== ENTRIES PROVIDED

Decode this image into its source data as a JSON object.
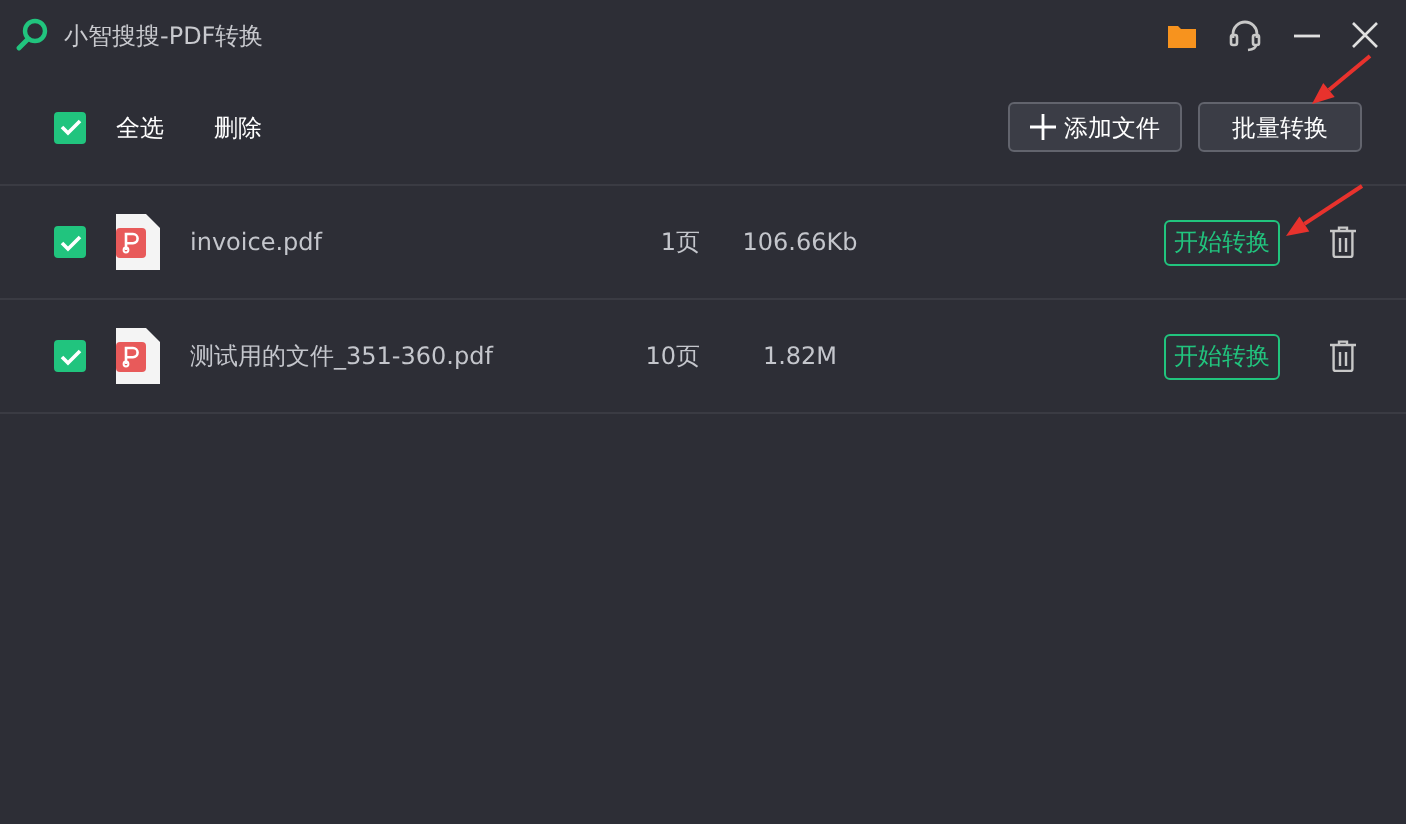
{
  "window": {
    "title": "小智搜搜-PDF转换"
  },
  "toolbar": {
    "select_all": {
      "label": "全选",
      "checked": true
    },
    "delete_label": "删除",
    "buttons": [
      {
        "kind": "add",
        "label": "添加文件"
      },
      {
        "kind": "batch",
        "label": "批量转换"
      }
    ]
  },
  "files": [
    {
      "name": "invoice.pdf",
      "pages": "1页",
      "size": "106.66Kb",
      "checked": true,
      "action": "开始转换"
    },
    {
      "name": "测试用的文件_351-360.pdf",
      "pages": "10页",
      "size": "1.82M",
      "checked": true,
      "action": "开始转换"
    }
  ],
  "annotations": [
    {
      "kind": "arrow"
    },
    {
      "kind": "arrow"
    }
  ]
}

====

DIRECTIVE> Omit the pictures and give the material again, exactly and in full.

EXPECTED ANSWER>
Decode this image into its source data as a JSON object.
{
  "window": {
    "title": "小智搜搜-PDF转换"
  },
  "toolbar": {
    "select_all": {
      "label": "全选",
      "checked": true
    },
    "delete_label": "删除",
    "buttons": [
      {
        "kind": "add",
        "label": "添加文件"
      },
      {
        "kind": "batch",
        "label": "批量转换"
      }
    ]
  },
  "files": [
    {
      "name": "invoice.pdf",
      "pages": "1页",
      "size": "106.66Kb",
      "checked": true,
      "action": "开始转换"
    },
    {
      "name": "测试用的文件_351-360.pdf",
      "pages": "10页",
      "size": "1.82M",
      "checked": true,
      "action": "开始转换"
    }
  ],
  "annotations": [
    {
      "kind": "arrow"
    },
    {
      "kind": "arrow"
    }
  ]
}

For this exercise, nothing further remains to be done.